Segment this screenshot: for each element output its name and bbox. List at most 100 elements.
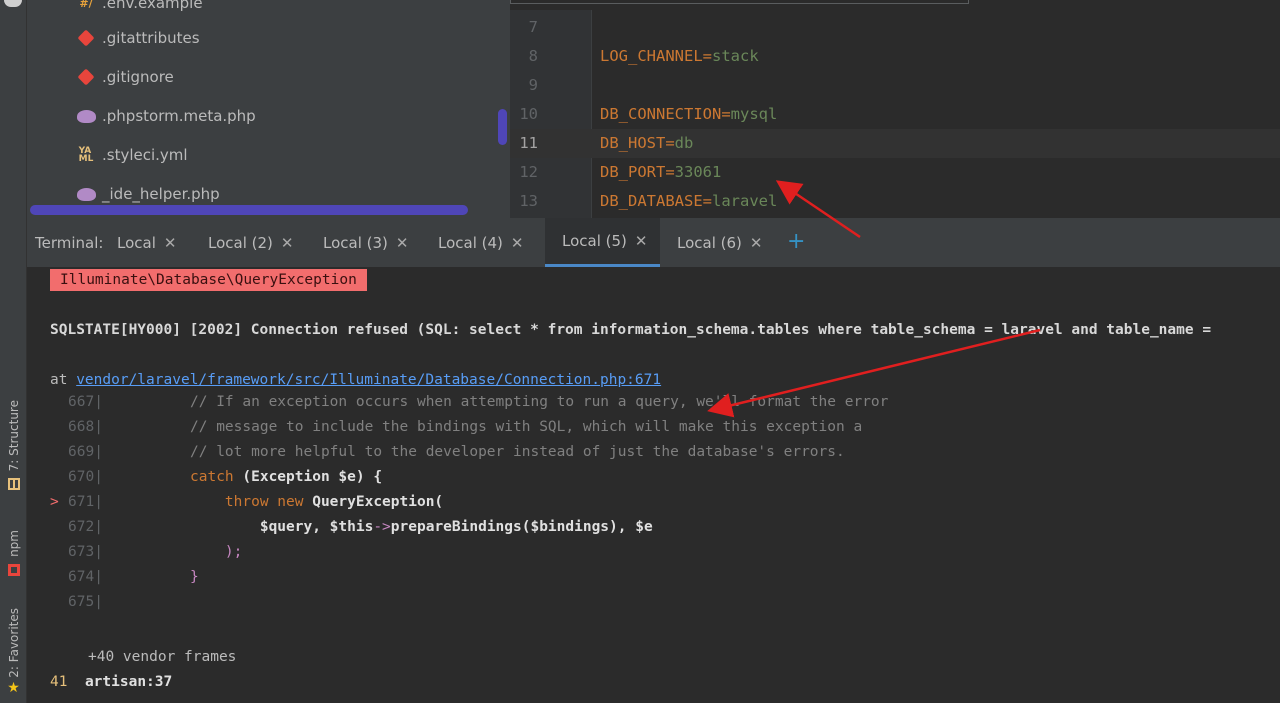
terminal-output[interactable]: Illuminate\Database\QueryException SQLST… (27, 267, 1280, 703)
exception-badge: Illuminate\Database\QueryException (50, 269, 367, 291)
tab-local-6[interactable]: Local (6) ✕ (677, 218, 762, 267)
editor-line[interactable]: 12 DB_PORT=33061 (510, 158, 1280, 187)
error-message: SQLSTATE[HY000] [2002] Connection refuse… (50, 322, 1212, 338)
source-code: // message to include the bindings with … (190, 419, 862, 435)
env-equals: = (702, 192, 712, 210)
tree-item-phpstorm-meta[interactable]: .phpstorm.meta.php (76, 105, 256, 127)
at-prefix: at (50, 372, 77, 388)
line-number: 10 (519, 105, 538, 123)
env-equals: = (665, 134, 675, 152)
env-value: stack (712, 47, 759, 65)
tree-item-env-example[interactable]: #/ .env.example (76, 0, 202, 14)
project-tree: #/ .env.example .gitattributes .gitignor… (27, 0, 510, 218)
source-code: } (190, 569, 199, 585)
source-line-number: 673| (68, 544, 103, 560)
code-token: ); (190, 544, 243, 560)
source-code: $query, $this->prepareBindings($bindings… (190, 519, 653, 535)
editor-line[interactable]: 10 DB_CONNECTION=mysql (510, 100, 1280, 129)
project-horizontal-scrollbar[interactable] (30, 205, 468, 215)
tab-local-3[interactable]: Local (3) ✕ (323, 218, 408, 267)
code-token: -> (373, 519, 391, 535)
php-elephant-icon (76, 185, 96, 203)
tree-item-styleci[interactable]: YA ML .styleci.yml (76, 144, 188, 166)
code-token: catch (190, 469, 243, 485)
tab-label: Local (3) (323, 233, 388, 252)
source-line-number: 667| (68, 394, 103, 410)
source-file-link[interactable]: vendor/laravel/framework/src/Illuminate/… (76, 372, 661, 388)
close-icon[interactable]: ✕ (164, 234, 177, 252)
editor-line[interactable]: 9 (510, 71, 1280, 100)
git-icon (76, 68, 96, 86)
structure-tool-button[interactable]: 7: Structure (0, 400, 27, 494)
npm-label: npm (6, 530, 21, 557)
tree-item-label: .gitattributes (102, 29, 200, 47)
source-code: throw new QueryException( (190, 494, 443, 510)
code-token: } (190, 569, 199, 585)
line-number: 11 (519, 134, 538, 152)
favorites-tool-button[interactable]: ★ 2: Favorites (0, 608, 27, 695)
tab-local-5[interactable]: Local (5) ✕ (545, 218, 660, 267)
line-number: 13 (519, 192, 538, 210)
env-key: LOG_CHANNEL (600, 47, 703, 65)
frame-location: artisan:37 (84, 674, 173, 690)
env-key: DB_CONNECTION (600, 105, 722, 123)
source-line-number: 675| (68, 594, 103, 610)
close-icon[interactable]: ✕ (511, 234, 524, 252)
source-line-number: 670| (68, 469, 103, 485)
code-token: prepareBindings($bindings), $e (390, 519, 653, 535)
artisan-frame: 41 artisan:37 (50, 674, 172, 690)
tab-label: Local (5) (562, 232, 627, 250)
close-icon[interactable]: ✕ (635, 232, 648, 250)
source-line-number: 668| (68, 419, 103, 435)
project-vertical-scrollbar[interactable] (498, 109, 507, 145)
tab-label: Local (6) (677, 233, 742, 252)
tab-local[interactable]: Local ✕ (117, 218, 176, 267)
source-code: // lot more helpful to the developer ins… (190, 444, 845, 460)
code-token: // message to include the bindings with … (190, 419, 863, 435)
git-icon (76, 29, 96, 47)
code-token: (Exception $e) { (242, 469, 383, 485)
tab-label: Local (4) (438, 233, 503, 252)
line-number: 8 (528, 47, 538, 65)
source-line-number: 671| (68, 494, 103, 510)
close-icon[interactable]: ✕ (750, 234, 763, 252)
project-icon[interactable] (4, 0, 22, 7)
tab-label: Local (2) (208, 233, 273, 252)
terminal-tab-bar: Terminal: Local ✕ Local (2) ✕ Local (3) ✕ L… (27, 218, 1280, 267)
add-tab-icon[interactable]: + (787, 229, 805, 254)
php-elephant-icon (76, 107, 96, 125)
tab-local-4[interactable]: Local (4) ✕ (438, 218, 523, 267)
source-line-number: 674| (68, 569, 103, 585)
editor-search-field[interactable] (510, 0, 969, 4)
env-file-icon: #/ (79, 0, 93, 10)
code-token: throw new (190, 494, 313, 510)
tree-item-gitattributes[interactable]: .gitattributes (76, 27, 200, 49)
tree-item-ide-helper[interactable]: _ide_helper.php (76, 183, 220, 205)
frame-number: 41 (50, 674, 68, 690)
tree-item-gitignore[interactable]: .gitignore (76, 66, 174, 88)
current-line-marker: > (50, 494, 59, 510)
line-number: 9 (528, 76, 538, 94)
code-token: $query, $this (190, 519, 374, 535)
env-equals: = (702, 47, 712, 65)
tab-local-2[interactable]: Local (2) ✕ (208, 218, 293, 267)
editor-line[interactable]: 7 (510, 13, 1280, 42)
line-number: 12 (519, 163, 538, 181)
npm-tool-button[interactable]: npm (0, 530, 27, 580)
source-line-number: 672| (68, 519, 103, 535)
vendor-frames: +40 vendor frames (88, 649, 237, 665)
code-token: // lot more helpful to the developer ins… (190, 444, 845, 460)
close-icon[interactable]: ✕ (396, 234, 409, 252)
editor-line-current[interactable]: 11 DB_HOST=db (510, 129, 1280, 158)
editor-line[interactable]: 8 LOG_CHANNEL=stack (510, 42, 1280, 71)
close-icon[interactable]: ✕ (281, 234, 294, 252)
env-value: mysql (730, 105, 778, 123)
favorites-label: 2: Favorites (6, 608, 21, 678)
stack-location: at vendor/laravel/framework/src/Illumina… (50, 372, 661, 388)
structure-icon (7, 475, 20, 494)
source-line-number: 669| (68, 444, 103, 460)
line-number: 7 (528, 18, 538, 36)
source-code: ); (190, 544, 242, 560)
env-value: 33061 (674, 163, 722, 181)
editor-line[interactable]: 13 DB_DATABASE=laravel (510, 187, 1280, 216)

▬▬▬▬▬▬

■ **STATED EXERCISE**: Can you reproduce all of the records above word for word, line by line, omitting the pictures?

■ **OUTPUT FOR THIS TASK**:
Segment this screenshot: for each element output its name and bbox. List at most 100 elements.
terminal-output[interactable]: Illuminate\Database\QueryException SQLST… (27, 267, 1280, 703)
exception-badge: Illuminate\Database\QueryException (50, 269, 367, 291)
tab-local-6[interactable]: Local (6) ✕ (677, 218, 762, 267)
editor-line[interactable]: 12 DB_PORT=33061 (510, 158, 1280, 187)
error-message: SQLSTATE[HY000] [2002] Connection refuse… (50, 322, 1212, 338)
source-code: // message to include the bindings with … (190, 419, 862, 435)
env-equals: = (702, 192, 712, 210)
tree-item-phpstorm-meta[interactable]: .phpstorm.meta.php (76, 105, 256, 127)
at-prefix: at (50, 372, 77, 388)
line-number: 10 (519, 105, 538, 123)
env-equals: = (665, 134, 675, 152)
env-value: stack (712, 47, 759, 65)
tree-item-env-example[interactable]: #/ .env.example (76, 0, 202, 14)
project-tree: #/ .env.example .gitattributes .gitignor… (27, 0, 510, 218)
source-code: } (190, 569, 199, 585)
source-line-number: 673| (68, 544, 103, 560)
code-token: ); (190, 544, 243, 560)
source-code: $query, $this->prepareBindings($bindings… (190, 519, 653, 535)
editor-line[interactable]: 10 DB_CONNECTION=mysql (510, 100, 1280, 129)
project-horizontal-scrollbar[interactable] (30, 205, 468, 215)
tab-local-3[interactable]: Local (3) ✕ (323, 218, 408, 267)
code-token: -> (373, 519, 391, 535)
php-elephant-icon (76, 185, 96, 203)
tree-item-styleci[interactable]: YA ML .styleci.yml (76, 144, 188, 166)
code-token: catch (190, 469, 243, 485)
tab-label: Local (3) (323, 233, 388, 252)
source-line-number: 667| (68, 394, 103, 410)
source-file-link[interactable]: vendor/laravel/framework/src/Illuminate/… (76, 372, 661, 388)
close-icon[interactable]: ✕ (164, 234, 177, 252)
editor-line[interactable]: 9 (510, 71, 1280, 100)
git-icon (76, 68, 96, 86)
structure-tool-button[interactable]: 7: Structure (0, 400, 27, 494)
npm-label: npm (6, 530, 21, 557)
tree-item-label: .gitattributes (102, 29, 200, 47)
source-code: throw new QueryException( (190, 494, 443, 510)
code-token: } (190, 569, 199, 585)
line-number: 11 (519, 134, 538, 152)
favorites-tool-button[interactable]: ★ 2: Favorites (0, 608, 27, 695)
tab-local-5[interactable]: Local (5) ✕ (545, 218, 660, 267)
line-number: 13 (519, 192, 538, 210)
env-key: LOG_CHANNEL (600, 47, 703, 65)
frame-location: artisan:37 (84, 674, 173, 690)
env-key: DB_CONNECTION (600, 105, 722, 123)
source-line-number: 675| (68, 594, 103, 610)
close-icon[interactable]: ✕ (511, 234, 524, 252)
source-line-number: 670| (68, 469, 103, 485)
code-token: prepareBindings($bindings), $e (390, 519, 653, 535)
artisan-frame: 41 artisan:37 (50, 674, 172, 690)
tab-label: Local (5) (562, 232, 627, 250)
close-icon[interactable]: ✕ (635, 232, 648, 250)
source-line-number: 668| (68, 419, 103, 435)
project-vertical-scrollbar[interactable] (498, 109, 507, 145)
tab-label: Local (6) (677, 233, 742, 252)
tab-local[interactable]: Local ✕ (117, 218, 176, 267)
source-code: // lot more helpful to the developer ins… (190, 444, 845, 460)
code-token: // message to include the bindings with … (190, 419, 863, 435)
git-icon (76, 29, 96, 47)
code-token: (Exception $e) { (242, 469, 383, 485)
tab-label: Local (4) (438, 233, 503, 252)
line-number: 8 (528, 47, 538, 65)
source-line-number: 671| (68, 494, 103, 510)
close-icon[interactable]: ✕ (750, 234, 763, 252)
project-icon[interactable] (4, 0, 22, 7)
tab-label: Local (2) (208, 233, 273, 252)
terminal-tab-bar: Terminal: Local ✕ Local (2) ✕ Local (3) ✕ L… (27, 218, 1280, 267)
add-tab-icon[interactable]: + (787, 229, 805, 254)
php-elephant-icon (76, 107, 96, 125)
tab-local-4[interactable]: Local (4) ✕ (438, 218, 523, 267)
source-line-number: 674| (68, 569, 103, 585)
editor-search-field[interactable] (510, 0, 969, 4)
env-file-icon: #/ (79, 0, 93, 10)
code-token: throw new (190, 494, 313, 510)
tree-item-gitattributes[interactable]: .gitattributes (76, 27, 200, 49)
tree-item-ide-helper[interactable]: _ide_helper.php (76, 183, 220, 205)
frame-number: 41 (50, 674, 68, 690)
tree-item-gitignore[interactable]: .gitignore (76, 66, 174, 88)
current-line-marker: > (50, 494, 59, 510)
line-number: 9 (528, 76, 538, 94)
code-token: $query, $this (190, 519, 374, 535)
env-equals: = (702, 47, 712, 65)
tab-local-2[interactable]: Local (2) ✕ (208, 218, 293, 267)
editor-line[interactable]: 7 (510, 13, 1280, 42)
line-number: 12 (519, 163, 538, 181)
npm-tool-button[interactable]: npm (0, 530, 27, 580)
source-line-number: 672| (68, 519, 103, 535)
vendor-frames: +40 vendor frames (88, 649, 237, 665)
code-token: // lot more helpful to the developer ins… (190, 444, 845, 460)
close-icon[interactable]: ✕ (396, 234, 409, 252)
editor-line-current[interactable]: 11 DB_HOST=db (510, 129, 1280, 158)
editor-line[interactable]: 8 LOG_CHANNEL=stack (510, 42, 1280, 71)
close-icon[interactable]: ✕ (281, 234, 294, 252)
env-value: mysql (730, 105, 778, 123)
favorites-label: 2: Favorites (6, 608, 21, 678)
stack-location: at vendor/laravel/framework/src/Illumina… (50, 372, 661, 388)
structure-icon (7, 475, 20, 494)
source-line-number: 669| (68, 444, 103, 460)
line-number: 7 (528, 18, 538, 36)
source-code: ); (190, 544, 242, 560)
env-value: 33061 (674, 163, 722, 181)
editor-line[interactable]: 13 DB_DATABASE=laravel (510, 187, 1280, 216)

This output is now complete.